Is Bubble worth the hype? Examining the potential of app builders in the no-code ecosystem and their limitations for scaling businesses.

Heyo!

Bubble recently raised $100M with no word on its current valuation.

Back in 2018 when I first got interested in no-code, I dabbled with Bubble and created this absolutely disastrous landing page.

After hacking away for ages, I realized that what I needed was not an app builder but a simple landing page, so I switched over to Webflow.

Sidenote: it's a little shocking to see this first attempt at automate all the things have such similar language to my current website?

4 years later, with 100M more in funding, and a wildly more developed no-code ecosystem, it's fair to ask: where does Bubble fit into all of this? (Note: I'm going to use Bubble here as an example but I'd say this applies to "app builders" writ large. I'd even go so far as to say that it could apply to Webflow eventually.)

What is Bubble?

**Given request**
Retype the Bubble excerpt from "Bubble recently raised" up to and including "disastrous landing page.". The lines that come next are separate material, apart from the Bubble excerpt.

**Stored data**
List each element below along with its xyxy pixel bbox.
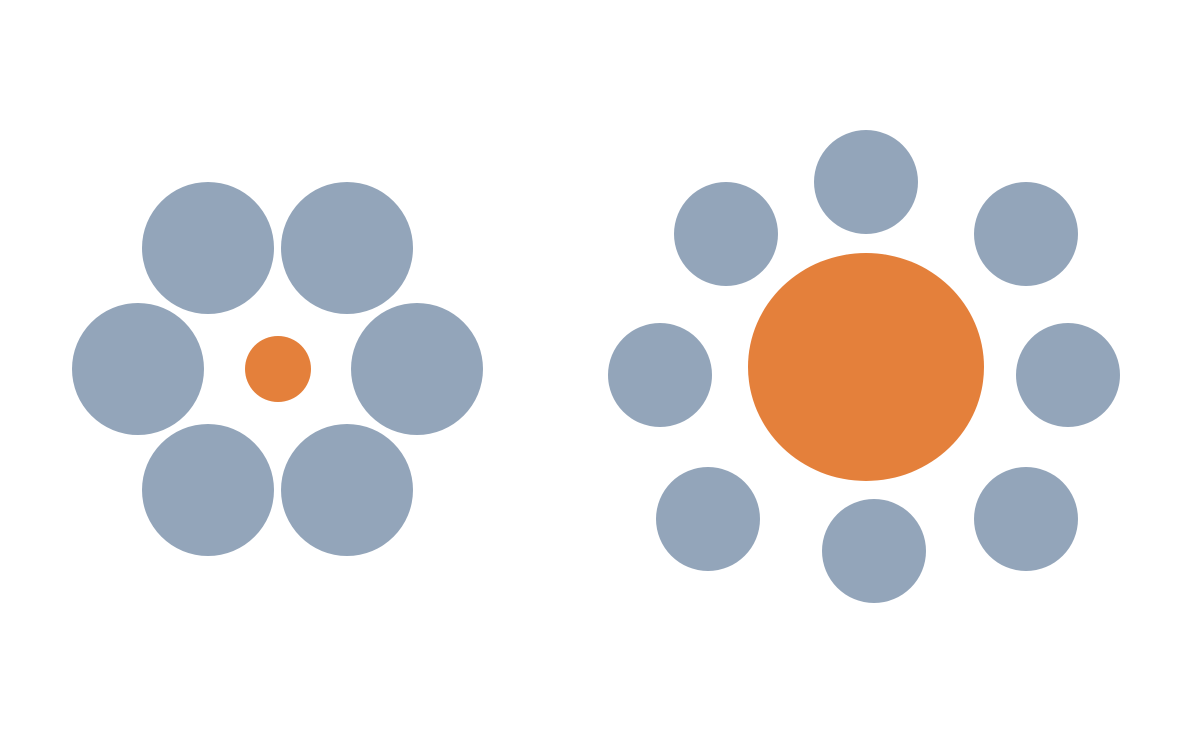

**Right answer**
Bubble recently raised $100M with no word on its current valuation.

Back in 2018 when I first got interested in no-code, I dabbled with Bubble and created this absolutely disastrous landing page.